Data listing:
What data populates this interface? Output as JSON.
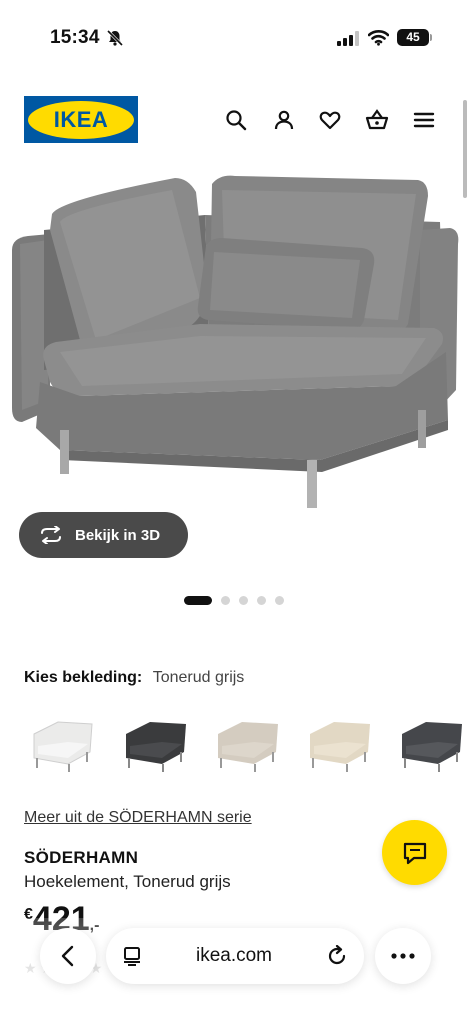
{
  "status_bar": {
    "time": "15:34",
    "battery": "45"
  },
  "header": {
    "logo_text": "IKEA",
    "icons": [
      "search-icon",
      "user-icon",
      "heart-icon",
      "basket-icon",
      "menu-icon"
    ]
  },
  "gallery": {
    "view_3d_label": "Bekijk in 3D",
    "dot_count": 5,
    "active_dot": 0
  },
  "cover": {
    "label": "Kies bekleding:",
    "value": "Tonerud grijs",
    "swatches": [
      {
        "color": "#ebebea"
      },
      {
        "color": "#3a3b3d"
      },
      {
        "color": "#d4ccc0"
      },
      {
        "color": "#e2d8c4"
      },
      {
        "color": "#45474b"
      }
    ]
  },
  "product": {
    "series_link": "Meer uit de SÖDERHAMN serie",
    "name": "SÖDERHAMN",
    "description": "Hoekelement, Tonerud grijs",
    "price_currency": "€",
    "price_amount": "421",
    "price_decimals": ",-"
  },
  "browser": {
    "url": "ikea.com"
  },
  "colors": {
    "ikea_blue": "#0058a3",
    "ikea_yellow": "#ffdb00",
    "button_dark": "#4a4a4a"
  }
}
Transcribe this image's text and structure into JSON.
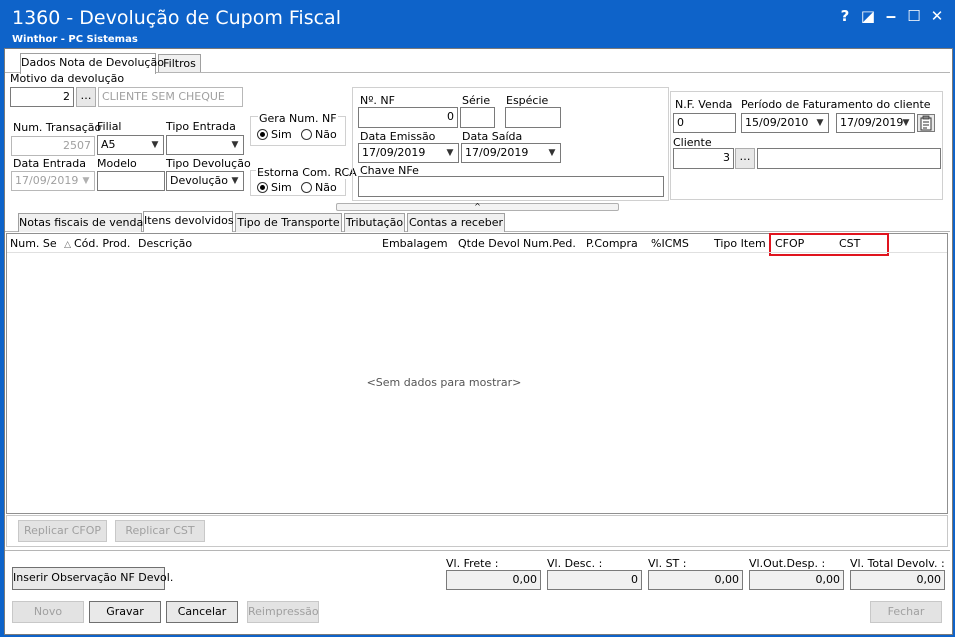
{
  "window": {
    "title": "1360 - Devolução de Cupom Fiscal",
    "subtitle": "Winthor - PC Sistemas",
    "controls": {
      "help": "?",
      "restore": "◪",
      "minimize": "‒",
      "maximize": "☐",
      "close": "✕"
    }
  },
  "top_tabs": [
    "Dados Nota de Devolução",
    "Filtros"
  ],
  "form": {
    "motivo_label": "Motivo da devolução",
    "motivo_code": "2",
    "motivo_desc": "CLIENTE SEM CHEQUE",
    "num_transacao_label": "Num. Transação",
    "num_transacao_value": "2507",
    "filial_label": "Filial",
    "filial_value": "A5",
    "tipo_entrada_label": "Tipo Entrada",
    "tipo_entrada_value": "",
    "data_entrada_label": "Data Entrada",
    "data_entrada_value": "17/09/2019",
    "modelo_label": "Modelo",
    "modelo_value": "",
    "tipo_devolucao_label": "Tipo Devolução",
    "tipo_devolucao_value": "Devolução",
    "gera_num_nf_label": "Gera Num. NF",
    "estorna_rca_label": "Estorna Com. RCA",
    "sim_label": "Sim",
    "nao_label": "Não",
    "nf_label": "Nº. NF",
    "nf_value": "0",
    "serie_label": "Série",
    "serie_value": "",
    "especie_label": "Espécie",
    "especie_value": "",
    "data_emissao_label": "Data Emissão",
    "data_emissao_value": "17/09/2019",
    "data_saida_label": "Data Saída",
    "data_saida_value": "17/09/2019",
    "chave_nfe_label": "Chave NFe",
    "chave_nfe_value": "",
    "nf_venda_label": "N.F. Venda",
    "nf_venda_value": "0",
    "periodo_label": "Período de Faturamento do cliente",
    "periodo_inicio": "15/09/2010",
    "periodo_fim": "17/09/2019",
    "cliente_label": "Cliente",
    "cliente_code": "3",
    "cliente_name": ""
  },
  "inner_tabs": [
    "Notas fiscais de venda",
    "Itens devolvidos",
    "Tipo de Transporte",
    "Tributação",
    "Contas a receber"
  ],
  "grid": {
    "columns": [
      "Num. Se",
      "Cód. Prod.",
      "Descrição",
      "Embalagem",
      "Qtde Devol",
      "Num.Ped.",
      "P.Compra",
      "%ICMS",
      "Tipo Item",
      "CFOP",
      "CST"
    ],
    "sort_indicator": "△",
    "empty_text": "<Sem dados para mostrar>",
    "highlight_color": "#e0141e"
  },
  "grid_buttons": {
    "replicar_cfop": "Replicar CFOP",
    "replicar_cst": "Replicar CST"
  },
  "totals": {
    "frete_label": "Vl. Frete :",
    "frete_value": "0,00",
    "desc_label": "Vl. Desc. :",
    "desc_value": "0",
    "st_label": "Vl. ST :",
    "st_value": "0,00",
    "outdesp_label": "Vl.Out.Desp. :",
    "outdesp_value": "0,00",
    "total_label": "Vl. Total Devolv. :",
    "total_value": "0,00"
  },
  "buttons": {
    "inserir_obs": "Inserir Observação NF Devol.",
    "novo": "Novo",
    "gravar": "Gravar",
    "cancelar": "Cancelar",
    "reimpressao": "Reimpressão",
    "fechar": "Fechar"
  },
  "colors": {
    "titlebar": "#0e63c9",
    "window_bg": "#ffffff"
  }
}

What to produce:
Reproduce the entries above without change, omitting all pictures.

Output for this exercise:
What data populates this interface? Output as JSON.
{
  "status_bar": {
    "time": "15:34",
    "battery": "45"
  },
  "header": {
    "logo_text": "IKEA",
    "icons": [
      "search-icon",
      "user-icon",
      "heart-icon",
      "basket-icon",
      "menu-icon"
    ]
  },
  "gallery": {
    "view_3d_label": "Bekijk in 3D",
    "dot_count": 5,
    "active_dot": 0
  },
  "cover": {
    "label": "Kies bekleding:",
    "value": "Tonerud grijs",
    "swatches": [
      {
        "color": "#ebebea"
      },
      {
        "color": "#3a3b3d"
      },
      {
        "color": "#d4ccc0"
      },
      {
        "color": "#e2d8c4"
      },
      {
        "color": "#45474b"
      }
    ]
  },
  "product": {
    "series_link": "Meer uit de SÖDERHAMN serie",
    "name": "SÖDERHAMN",
    "description": "Hoekelement, Tonerud grijs",
    "price_currency": "€",
    "price_amount": "421",
    "price_decimals": ",-"
  },
  "browser": {
    "url": "ikea.com"
  },
  "colors": {
    "ikea_blue": "#0058a3",
    "ikea_yellow": "#ffdb00",
    "button_dark": "#4a4a4a"
  }
}
Transcribe this image's text and structure into JSON.
{
  "window": {
    "title": "1360 - Devolução de Cupom Fiscal",
    "subtitle": "Winthor - PC Sistemas",
    "controls": {
      "help": "?",
      "restore": "◪",
      "minimize": "‒",
      "maximize": "☐",
      "close": "✕"
    }
  },
  "top_tabs": [
    "Dados Nota de Devolução",
    "Filtros"
  ],
  "form": {
    "motivo_label": "Motivo da devolução",
    "motivo_code": "2",
    "motivo_desc": "CLIENTE SEM CHEQUE",
    "num_transacao_label": "Num. Transação",
    "num_transacao_value": "2507",
    "filial_label": "Filial",
    "filial_value": "A5",
    "tipo_entrada_label": "Tipo Entrada",
    "tipo_entrada_value": "",
    "data_entrada_label": "Data Entrada",
    "data_entrada_value": "17/09/2019",
    "modelo_label": "Modelo",
    "modelo_value": "",
    "tipo_devolucao_label": "Tipo Devolução",
    "tipo_devolucao_value": "Devolução",
    "gera_num_nf_label": "Gera Num. NF",
    "estorna_rca_label": "Estorna Com. RCA",
    "sim_label": "Sim",
    "nao_label": "Não",
    "nf_label": "Nº. NF",
    "nf_value": "0",
    "serie_label": "Série",
    "serie_value": "",
    "especie_label": "Espécie",
    "especie_value": "",
    "data_emissao_label": "Data Emissão",
    "data_emissao_value": "17/09/2019",
    "data_saida_label": "Data Saída",
    "data_saida_value": "17/09/2019",
    "chave_nfe_label": "Chave NFe",
    "chave_nfe_value": "",
    "nf_venda_label": "N.F. Venda",
    "nf_venda_value": "0",
    "periodo_label": "Período de Faturamento do cliente",
    "periodo_inicio": "15/09/2010",
    "periodo_fim": "17/09/2019",
    "cliente_label": "Cliente",
    "cliente_code": "3",
    "cliente_name": ""
  },
  "inner_tabs": [
    "Notas fiscais de venda",
    "Itens devolvidos",
    "Tipo de Transporte",
    "Tributação",
    "Contas a receber"
  ],
  "grid": {
    "columns": [
      "Num. Se",
      "Cód. Prod.",
      "Descrição",
      "Embalagem",
      "Qtde Devol",
      "Num.Ped.",
      "P.Compra",
      "%ICMS",
      "Tipo Item",
      "CFOP",
      "CST"
    ],
    "sort_indicator": "△",
    "empty_text": "<Sem dados para mostrar>",
    "highlight_color": "#e0141e"
  },
  "grid_buttons": {
    "replicar_cfop": "Replicar CFOP",
    "replicar_cst": "Replicar CST"
  },
  "totals": {
    "frete_label": "Vl. Frete :",
    "frete_value": "0,00",
    "desc_label": "Vl. Desc. :",
    "desc_value": "0",
    "st_label": "Vl. ST :",
    "st_value": "0,00",
    "outdesp_label": "Vl.Out.Desp. :",
    "outdesp_value": "0,00",
    "total_label": "Vl. Total Devolv. :",
    "total_value": "0,00"
  },
  "buttons": {
    "inserir_obs": "Inserir Observação NF Devol.",
    "novo": "Novo",
    "gravar": "Gravar",
    "cancelar": "Cancelar",
    "reimpressao": "Reimpressão",
    "fechar": "Fechar"
  },
  "colors": {
    "titlebar": "#0e63c9",
    "window_bg": "#ffffff"
  }
}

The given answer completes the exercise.